Exercise material.
* START *
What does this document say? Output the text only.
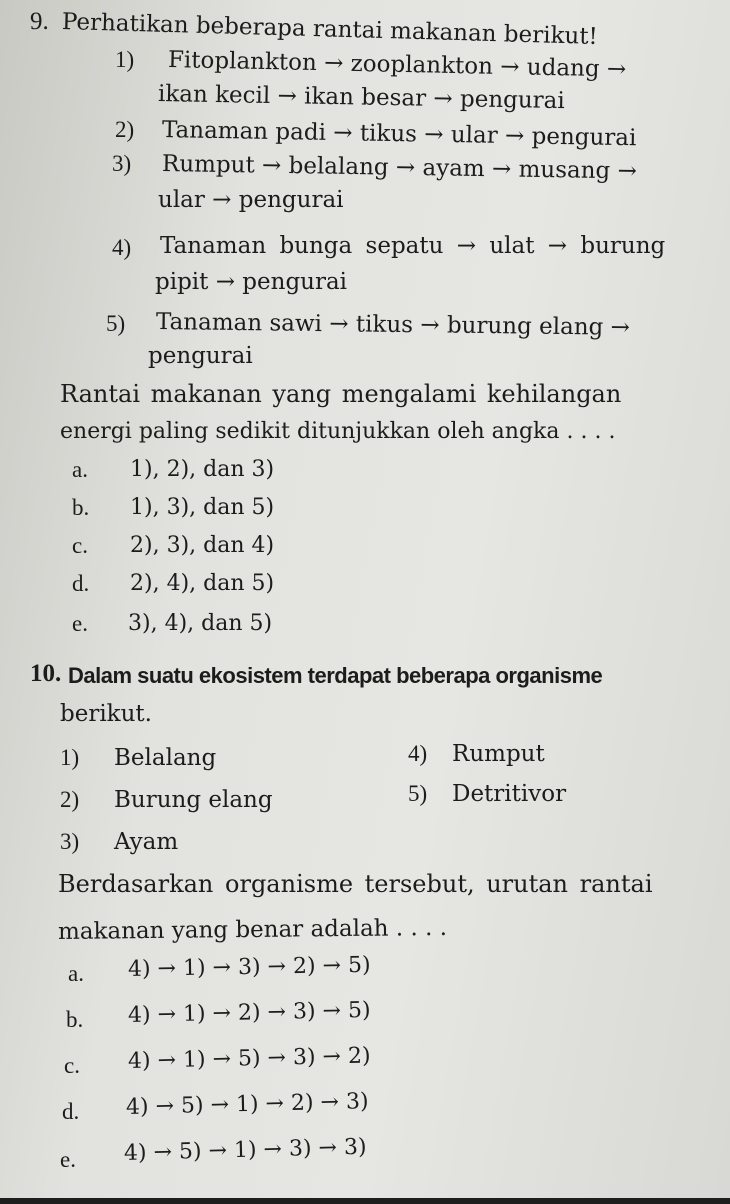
9. Perhatikan beberapa rantai makanan berikut!
1) Fitoplankton → zooplankton → udang →
ikan kecil → ikan besar → pengurai
2) Tanaman padi → tikus → ular → pengurai
3) Rumput → belalang → ayam → musang →
ular → pengurai
4) Tanaman bunga sepatu → ulat → burung
pipit → pengurai
5) Tanaman sawi → tikus → burung elang →
pengurai
Rantai makanan yang mengalami kehilangan
energi paling sedikit ditunjukkan oleh angka . . . .
a. 1), 2), dan 3)
b. 1), 3), dan 5)
c. 2), 3), dan 4)
d. 2), 4), dan 5)
e. 3), 4), dan 5)
10. Dalam suatu ekosistem terdapat beberapa organisme
berikut.
1) Belalang
2) Burung elang
3) Ayam
4) Rumput
5) Detritivor
Berdasarkan organisme tersebut, urutan rantai
makanan yang benar adalah . . . .
a. 4) → 1) → 3) → 2) → 5)
b. 4) → 1) → 2) → 3) → 5)
c. 4) → 1) → 5) → 3) → 2)
d. 4) → 5) → 1) → 2) → 3)
e. 4) → 5) → 1) → 3) → 3)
* END *
What to do.
Sift through the entries and copy every line with "Rumput".

Exercise answer.
3) Rumput → belalang → ayam → musang →
4) Rumput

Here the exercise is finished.